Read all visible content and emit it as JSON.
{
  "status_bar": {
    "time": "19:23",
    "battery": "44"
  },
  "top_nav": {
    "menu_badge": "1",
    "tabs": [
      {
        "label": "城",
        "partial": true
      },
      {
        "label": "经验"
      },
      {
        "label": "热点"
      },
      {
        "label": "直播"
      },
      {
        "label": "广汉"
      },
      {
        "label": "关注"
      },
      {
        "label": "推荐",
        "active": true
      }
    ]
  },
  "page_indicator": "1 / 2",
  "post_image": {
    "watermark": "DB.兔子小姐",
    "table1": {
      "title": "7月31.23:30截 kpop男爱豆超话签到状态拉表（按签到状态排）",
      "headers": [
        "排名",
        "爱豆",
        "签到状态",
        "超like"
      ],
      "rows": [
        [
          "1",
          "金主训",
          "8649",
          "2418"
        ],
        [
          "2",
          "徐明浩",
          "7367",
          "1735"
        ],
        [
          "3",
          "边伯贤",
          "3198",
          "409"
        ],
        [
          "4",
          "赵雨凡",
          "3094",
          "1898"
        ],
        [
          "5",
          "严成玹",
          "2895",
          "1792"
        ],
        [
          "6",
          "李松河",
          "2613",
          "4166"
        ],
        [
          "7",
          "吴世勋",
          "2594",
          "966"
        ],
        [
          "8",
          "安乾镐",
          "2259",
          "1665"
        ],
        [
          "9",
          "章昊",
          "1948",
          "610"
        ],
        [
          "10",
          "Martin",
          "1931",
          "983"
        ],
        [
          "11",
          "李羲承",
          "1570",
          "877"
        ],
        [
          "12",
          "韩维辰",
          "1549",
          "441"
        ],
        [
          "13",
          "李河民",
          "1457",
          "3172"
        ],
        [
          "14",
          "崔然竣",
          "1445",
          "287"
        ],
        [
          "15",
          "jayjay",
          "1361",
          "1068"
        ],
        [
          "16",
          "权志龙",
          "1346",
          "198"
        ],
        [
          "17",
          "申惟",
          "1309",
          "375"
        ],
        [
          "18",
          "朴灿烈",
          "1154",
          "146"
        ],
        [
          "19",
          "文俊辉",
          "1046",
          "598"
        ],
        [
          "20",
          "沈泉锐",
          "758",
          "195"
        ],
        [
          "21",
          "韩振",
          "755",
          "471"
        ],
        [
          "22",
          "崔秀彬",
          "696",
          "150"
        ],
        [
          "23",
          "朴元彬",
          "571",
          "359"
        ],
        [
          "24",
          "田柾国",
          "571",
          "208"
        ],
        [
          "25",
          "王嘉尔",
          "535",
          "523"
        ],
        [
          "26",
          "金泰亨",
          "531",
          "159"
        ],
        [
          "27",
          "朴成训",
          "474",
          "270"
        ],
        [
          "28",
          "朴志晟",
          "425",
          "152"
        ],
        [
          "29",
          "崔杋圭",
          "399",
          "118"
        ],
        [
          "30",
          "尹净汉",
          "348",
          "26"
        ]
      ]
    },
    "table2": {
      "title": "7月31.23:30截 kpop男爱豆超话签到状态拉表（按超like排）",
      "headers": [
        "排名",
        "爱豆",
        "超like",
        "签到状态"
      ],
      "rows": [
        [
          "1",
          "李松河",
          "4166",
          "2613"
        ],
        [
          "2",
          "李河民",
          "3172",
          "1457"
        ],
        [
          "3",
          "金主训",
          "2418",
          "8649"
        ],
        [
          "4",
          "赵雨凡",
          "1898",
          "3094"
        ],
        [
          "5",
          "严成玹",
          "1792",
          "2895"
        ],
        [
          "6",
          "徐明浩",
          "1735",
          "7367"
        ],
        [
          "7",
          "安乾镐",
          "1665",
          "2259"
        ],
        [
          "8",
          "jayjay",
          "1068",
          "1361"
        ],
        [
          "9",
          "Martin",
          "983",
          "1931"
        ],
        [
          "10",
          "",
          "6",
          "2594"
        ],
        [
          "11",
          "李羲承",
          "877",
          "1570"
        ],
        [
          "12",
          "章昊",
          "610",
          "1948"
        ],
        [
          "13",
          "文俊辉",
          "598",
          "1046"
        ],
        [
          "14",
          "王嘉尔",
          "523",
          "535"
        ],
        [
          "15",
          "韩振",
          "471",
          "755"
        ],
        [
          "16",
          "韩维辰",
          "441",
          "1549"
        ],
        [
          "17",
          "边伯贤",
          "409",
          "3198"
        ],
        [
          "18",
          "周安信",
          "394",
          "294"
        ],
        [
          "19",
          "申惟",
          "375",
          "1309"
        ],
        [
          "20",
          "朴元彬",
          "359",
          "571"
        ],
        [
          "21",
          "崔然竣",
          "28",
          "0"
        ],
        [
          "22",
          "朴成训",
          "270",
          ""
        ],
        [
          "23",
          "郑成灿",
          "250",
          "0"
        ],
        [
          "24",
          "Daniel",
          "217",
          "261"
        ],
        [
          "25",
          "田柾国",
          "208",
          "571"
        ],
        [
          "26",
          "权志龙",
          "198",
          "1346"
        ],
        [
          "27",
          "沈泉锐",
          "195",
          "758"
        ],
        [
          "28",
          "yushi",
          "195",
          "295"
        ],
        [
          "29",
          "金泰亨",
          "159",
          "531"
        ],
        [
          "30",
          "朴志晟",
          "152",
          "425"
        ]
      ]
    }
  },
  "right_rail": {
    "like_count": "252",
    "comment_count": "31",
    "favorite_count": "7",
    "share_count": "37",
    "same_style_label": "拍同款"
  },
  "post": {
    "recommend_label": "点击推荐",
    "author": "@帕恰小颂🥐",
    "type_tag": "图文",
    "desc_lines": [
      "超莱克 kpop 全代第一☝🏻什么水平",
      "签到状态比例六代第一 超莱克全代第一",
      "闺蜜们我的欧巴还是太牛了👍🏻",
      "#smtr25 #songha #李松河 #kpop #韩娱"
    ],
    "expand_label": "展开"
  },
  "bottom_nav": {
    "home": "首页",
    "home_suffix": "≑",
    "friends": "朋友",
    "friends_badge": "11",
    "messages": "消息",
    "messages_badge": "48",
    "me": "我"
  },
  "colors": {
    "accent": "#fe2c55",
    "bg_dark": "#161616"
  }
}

===

What is the number of lines in this material that hold the string "kpop男爱豆超话签到状态拉表"? Answer with that number only.

» Right answer:
2